(Some records)
::::::::::

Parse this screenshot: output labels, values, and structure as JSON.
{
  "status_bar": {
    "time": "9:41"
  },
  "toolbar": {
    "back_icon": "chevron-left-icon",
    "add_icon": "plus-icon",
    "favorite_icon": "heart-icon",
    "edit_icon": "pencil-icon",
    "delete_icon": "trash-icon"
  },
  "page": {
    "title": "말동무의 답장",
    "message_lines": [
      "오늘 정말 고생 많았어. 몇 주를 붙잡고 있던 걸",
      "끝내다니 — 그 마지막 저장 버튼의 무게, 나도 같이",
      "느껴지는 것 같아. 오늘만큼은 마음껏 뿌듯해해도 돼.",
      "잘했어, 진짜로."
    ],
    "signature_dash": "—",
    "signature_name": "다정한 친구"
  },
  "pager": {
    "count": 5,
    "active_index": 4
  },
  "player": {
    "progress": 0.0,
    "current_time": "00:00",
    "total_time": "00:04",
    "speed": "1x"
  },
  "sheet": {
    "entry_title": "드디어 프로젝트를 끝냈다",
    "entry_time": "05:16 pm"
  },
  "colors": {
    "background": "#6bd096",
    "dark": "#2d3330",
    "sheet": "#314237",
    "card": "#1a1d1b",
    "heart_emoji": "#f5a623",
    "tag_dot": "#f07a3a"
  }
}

::::::::::

PROBLEM REQUIREMENTS: Copy down the material exactly as written.

ANSWER TO THE EXERCISE:
Parse this screenshot: output labels, values, and structure as JSON.
{
  "status_bar": {
    "time": "9:41"
  },
  "toolbar": {
    "back_icon": "chevron-left-icon",
    "add_icon": "plus-icon",
    "favorite_icon": "heart-icon",
    "edit_icon": "pencil-icon",
    "delete_icon": "trash-icon"
  },
  "page": {
    "title": "말동무의 답장",
    "message_lines": [
      "오늘 정말 고생 많았어. 몇 주를 붙잡고 있던 걸",
      "끝내다니 — 그 마지막 저장 버튼의 무게, 나도 같이",
      "느껴지는 것 같아. 오늘만큼은 마음껏 뿌듯해해도 돼.",
      "잘했어, 진짜로."
    ],
    "signature_dash": "—",
    "signature_name": "다정한 친구"
  },
  "pager": {
    "count": 5,
    "active_index": 4
  },
  "player": {
    "progress": 0.0,
    "current_time": "00:00",
    "total_time": "00:04",
    "speed": "1x"
  },
  "sheet": {
    "entry_title": "드디어 프로젝트를 끝냈다",
    "entry_time": "05:16 pm"
  },
  "colors": {
    "background": "#6bd096",
    "dark": "#2d3330",
    "sheet": "#314237",
    "card": "#1a1d1b",
    "heart_emoji": "#f5a623",
    "tag_dot": "#f07a3a"
  }
}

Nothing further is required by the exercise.